*PROVIDED ENTRIES*:
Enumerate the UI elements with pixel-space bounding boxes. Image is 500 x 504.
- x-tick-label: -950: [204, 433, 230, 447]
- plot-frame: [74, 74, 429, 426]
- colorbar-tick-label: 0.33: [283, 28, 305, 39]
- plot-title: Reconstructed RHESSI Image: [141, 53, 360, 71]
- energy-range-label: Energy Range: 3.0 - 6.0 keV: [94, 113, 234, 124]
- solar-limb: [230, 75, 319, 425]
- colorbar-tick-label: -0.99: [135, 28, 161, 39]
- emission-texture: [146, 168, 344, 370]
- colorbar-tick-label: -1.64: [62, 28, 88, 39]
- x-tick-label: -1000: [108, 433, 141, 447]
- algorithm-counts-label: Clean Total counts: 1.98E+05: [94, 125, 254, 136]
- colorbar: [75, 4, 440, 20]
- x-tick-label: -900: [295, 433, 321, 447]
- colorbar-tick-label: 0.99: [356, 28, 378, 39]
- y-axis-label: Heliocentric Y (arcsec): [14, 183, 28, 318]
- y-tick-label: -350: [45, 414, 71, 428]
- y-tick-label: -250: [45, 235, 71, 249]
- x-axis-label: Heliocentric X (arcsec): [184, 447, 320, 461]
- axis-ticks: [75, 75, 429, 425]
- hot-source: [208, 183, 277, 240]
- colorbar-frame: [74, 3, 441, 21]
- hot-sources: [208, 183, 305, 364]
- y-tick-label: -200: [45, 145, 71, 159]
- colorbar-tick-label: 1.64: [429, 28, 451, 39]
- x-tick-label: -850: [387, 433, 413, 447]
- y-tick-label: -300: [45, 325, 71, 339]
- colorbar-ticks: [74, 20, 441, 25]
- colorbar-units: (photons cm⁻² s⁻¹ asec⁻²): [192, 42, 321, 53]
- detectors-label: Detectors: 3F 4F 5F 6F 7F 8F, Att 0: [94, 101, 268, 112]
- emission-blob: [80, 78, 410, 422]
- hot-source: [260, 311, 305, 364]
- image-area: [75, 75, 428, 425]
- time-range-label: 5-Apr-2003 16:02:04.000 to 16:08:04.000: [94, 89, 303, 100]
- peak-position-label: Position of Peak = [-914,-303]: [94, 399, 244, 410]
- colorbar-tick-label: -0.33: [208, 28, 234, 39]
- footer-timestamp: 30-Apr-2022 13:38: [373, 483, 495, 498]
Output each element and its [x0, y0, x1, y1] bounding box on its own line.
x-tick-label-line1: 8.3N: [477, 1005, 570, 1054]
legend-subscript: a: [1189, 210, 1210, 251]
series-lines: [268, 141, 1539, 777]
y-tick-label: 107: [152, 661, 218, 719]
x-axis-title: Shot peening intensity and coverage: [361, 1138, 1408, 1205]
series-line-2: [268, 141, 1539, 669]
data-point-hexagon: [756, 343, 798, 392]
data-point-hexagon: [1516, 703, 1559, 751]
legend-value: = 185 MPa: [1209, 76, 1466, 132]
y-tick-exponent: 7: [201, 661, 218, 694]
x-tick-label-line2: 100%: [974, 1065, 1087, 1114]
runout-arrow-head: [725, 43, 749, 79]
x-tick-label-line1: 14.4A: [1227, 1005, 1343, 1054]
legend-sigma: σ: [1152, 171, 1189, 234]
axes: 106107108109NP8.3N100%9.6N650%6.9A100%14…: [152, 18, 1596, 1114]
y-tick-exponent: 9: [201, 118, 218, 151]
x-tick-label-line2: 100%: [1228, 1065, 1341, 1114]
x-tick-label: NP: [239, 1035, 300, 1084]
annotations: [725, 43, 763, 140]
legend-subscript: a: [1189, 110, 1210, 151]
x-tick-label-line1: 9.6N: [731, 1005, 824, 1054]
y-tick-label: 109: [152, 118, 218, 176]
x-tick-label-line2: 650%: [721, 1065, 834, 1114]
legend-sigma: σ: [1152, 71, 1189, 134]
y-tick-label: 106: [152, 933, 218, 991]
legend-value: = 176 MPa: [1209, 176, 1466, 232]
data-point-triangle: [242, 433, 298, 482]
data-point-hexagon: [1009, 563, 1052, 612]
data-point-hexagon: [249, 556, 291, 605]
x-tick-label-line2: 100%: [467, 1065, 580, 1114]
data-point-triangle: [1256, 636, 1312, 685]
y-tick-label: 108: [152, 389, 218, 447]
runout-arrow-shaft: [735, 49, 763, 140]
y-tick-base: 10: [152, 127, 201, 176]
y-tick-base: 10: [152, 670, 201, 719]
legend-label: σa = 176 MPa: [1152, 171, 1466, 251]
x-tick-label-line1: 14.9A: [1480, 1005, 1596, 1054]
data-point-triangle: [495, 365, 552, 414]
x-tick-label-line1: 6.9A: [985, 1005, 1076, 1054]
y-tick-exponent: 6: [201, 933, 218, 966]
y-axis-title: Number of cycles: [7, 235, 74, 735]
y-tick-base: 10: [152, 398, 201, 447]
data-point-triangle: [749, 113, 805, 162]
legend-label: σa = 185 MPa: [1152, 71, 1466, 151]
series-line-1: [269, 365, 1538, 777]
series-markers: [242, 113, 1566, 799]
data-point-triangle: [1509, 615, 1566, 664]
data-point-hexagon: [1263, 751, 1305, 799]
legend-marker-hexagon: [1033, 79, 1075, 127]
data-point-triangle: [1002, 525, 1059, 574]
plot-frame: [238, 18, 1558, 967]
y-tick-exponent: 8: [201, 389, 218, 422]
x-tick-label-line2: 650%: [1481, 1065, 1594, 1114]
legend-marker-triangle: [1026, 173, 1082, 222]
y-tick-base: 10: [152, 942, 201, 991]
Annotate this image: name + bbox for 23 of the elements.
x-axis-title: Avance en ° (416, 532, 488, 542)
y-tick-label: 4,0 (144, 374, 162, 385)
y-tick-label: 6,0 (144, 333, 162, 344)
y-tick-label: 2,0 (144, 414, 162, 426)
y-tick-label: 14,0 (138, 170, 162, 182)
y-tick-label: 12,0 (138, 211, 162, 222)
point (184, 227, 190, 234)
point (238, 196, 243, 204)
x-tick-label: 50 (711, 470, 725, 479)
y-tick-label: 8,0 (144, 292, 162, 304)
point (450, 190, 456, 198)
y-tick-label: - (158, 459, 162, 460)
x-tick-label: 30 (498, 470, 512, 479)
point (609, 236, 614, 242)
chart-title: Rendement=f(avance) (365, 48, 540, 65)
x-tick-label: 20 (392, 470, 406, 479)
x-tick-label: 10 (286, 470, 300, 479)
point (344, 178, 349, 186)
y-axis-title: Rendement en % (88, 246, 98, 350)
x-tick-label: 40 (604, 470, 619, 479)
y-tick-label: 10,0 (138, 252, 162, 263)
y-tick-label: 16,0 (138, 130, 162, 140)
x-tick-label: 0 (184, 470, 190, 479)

*SHORT PROBLEM*:
Report each line above that contains the string "bounding", copying every such line in full.

*RESPONSE*:
Enumerate the UI elements with pixel-space bounding boxes. Image is 500 x 504.
Output each element and its [x0, y0, x1, y1] bounding box on its own line.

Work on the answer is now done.